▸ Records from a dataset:

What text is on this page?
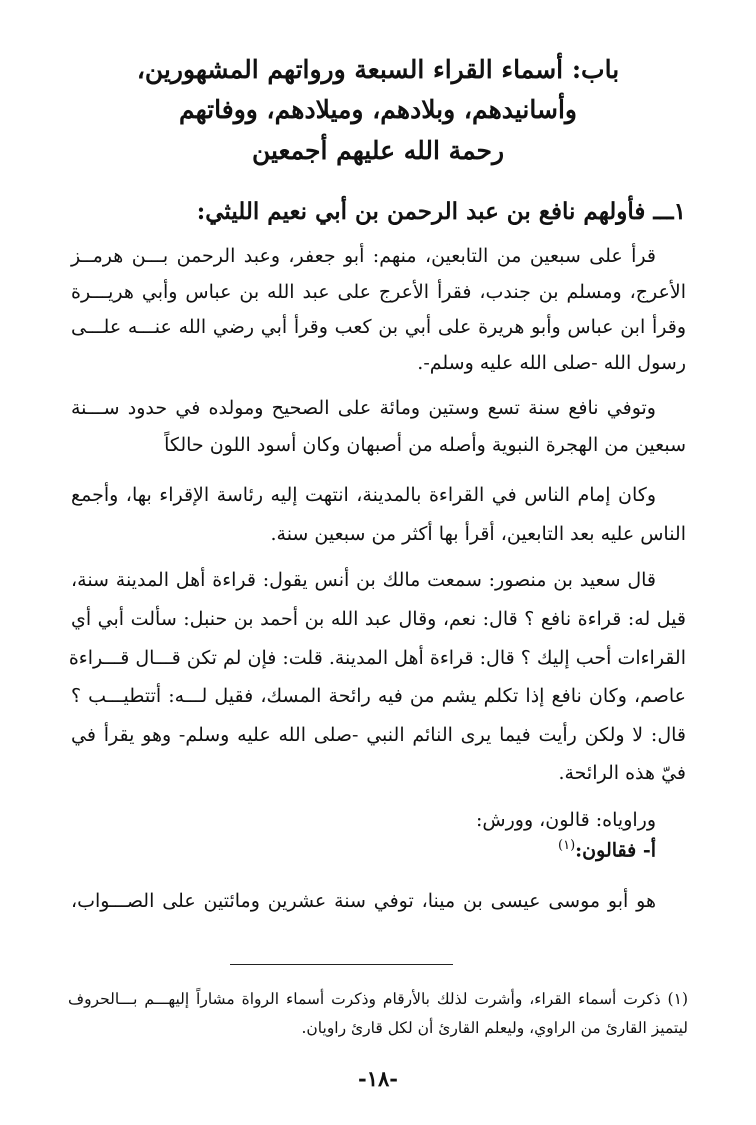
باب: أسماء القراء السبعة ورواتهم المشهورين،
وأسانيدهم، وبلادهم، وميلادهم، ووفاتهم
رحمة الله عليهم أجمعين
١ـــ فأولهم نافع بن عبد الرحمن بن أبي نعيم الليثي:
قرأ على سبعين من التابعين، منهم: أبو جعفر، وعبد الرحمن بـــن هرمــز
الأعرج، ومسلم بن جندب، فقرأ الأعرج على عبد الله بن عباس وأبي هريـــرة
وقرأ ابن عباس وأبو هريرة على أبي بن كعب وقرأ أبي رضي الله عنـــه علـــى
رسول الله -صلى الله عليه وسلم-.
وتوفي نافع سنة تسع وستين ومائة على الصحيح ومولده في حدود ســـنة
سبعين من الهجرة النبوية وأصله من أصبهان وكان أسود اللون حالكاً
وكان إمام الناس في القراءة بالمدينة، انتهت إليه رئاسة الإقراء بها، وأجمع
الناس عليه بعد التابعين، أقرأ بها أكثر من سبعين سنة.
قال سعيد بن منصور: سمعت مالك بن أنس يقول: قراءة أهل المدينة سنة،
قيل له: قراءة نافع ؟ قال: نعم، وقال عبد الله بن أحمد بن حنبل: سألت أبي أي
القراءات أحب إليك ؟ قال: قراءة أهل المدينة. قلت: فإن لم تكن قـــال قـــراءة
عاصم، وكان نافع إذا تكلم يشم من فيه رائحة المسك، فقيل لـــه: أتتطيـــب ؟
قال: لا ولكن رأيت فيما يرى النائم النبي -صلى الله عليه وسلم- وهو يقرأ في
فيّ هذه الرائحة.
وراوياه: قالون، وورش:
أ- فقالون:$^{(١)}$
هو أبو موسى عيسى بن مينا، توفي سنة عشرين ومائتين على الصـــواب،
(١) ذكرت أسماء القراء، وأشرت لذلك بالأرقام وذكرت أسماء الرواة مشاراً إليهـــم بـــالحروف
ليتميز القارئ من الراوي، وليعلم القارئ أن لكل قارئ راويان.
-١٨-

--

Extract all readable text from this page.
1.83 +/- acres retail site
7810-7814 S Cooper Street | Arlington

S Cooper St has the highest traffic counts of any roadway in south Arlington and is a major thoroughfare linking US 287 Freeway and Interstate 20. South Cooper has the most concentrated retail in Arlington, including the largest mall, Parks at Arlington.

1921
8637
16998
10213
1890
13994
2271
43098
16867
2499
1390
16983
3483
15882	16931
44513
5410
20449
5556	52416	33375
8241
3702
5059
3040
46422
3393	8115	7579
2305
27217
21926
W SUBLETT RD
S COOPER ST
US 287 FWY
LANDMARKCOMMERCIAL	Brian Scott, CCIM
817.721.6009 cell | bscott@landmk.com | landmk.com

...

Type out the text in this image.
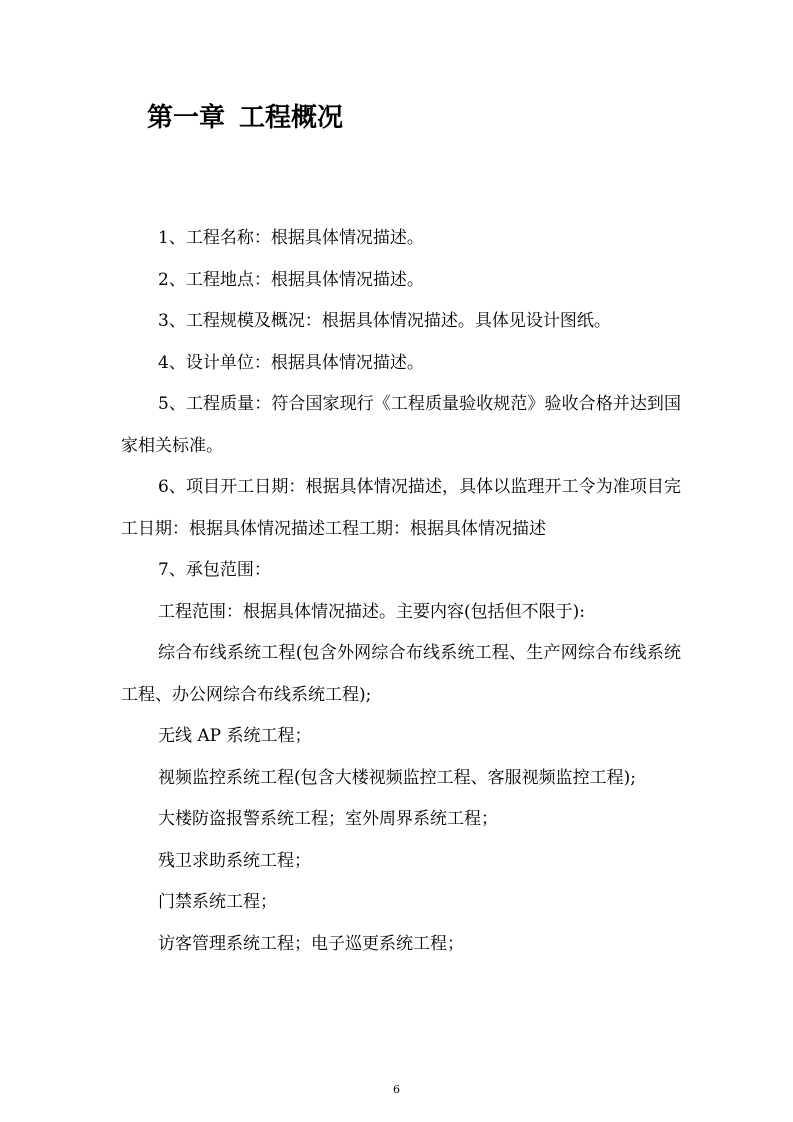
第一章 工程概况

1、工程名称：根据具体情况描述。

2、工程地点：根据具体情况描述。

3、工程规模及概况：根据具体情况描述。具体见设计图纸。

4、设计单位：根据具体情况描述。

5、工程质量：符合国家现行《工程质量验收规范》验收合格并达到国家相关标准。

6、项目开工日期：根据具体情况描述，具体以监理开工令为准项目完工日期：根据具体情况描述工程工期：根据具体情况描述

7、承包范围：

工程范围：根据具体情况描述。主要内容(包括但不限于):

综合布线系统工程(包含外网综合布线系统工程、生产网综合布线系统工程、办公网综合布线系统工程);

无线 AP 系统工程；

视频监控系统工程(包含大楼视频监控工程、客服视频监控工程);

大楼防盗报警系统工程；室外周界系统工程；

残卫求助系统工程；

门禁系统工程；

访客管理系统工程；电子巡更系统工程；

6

▸ OBJECTIVE:
Pull every line containing "أسماء" from the data.

▸ THE SOLUTION:
باب: أسماء القراء السبعة ورواتهم المشهورين،
(١) ذكرت أسماء القراء، وأشرت لذلك بالأرقام وذكرت أسماء الرواة مشاراً إليهـــم بـــالحروف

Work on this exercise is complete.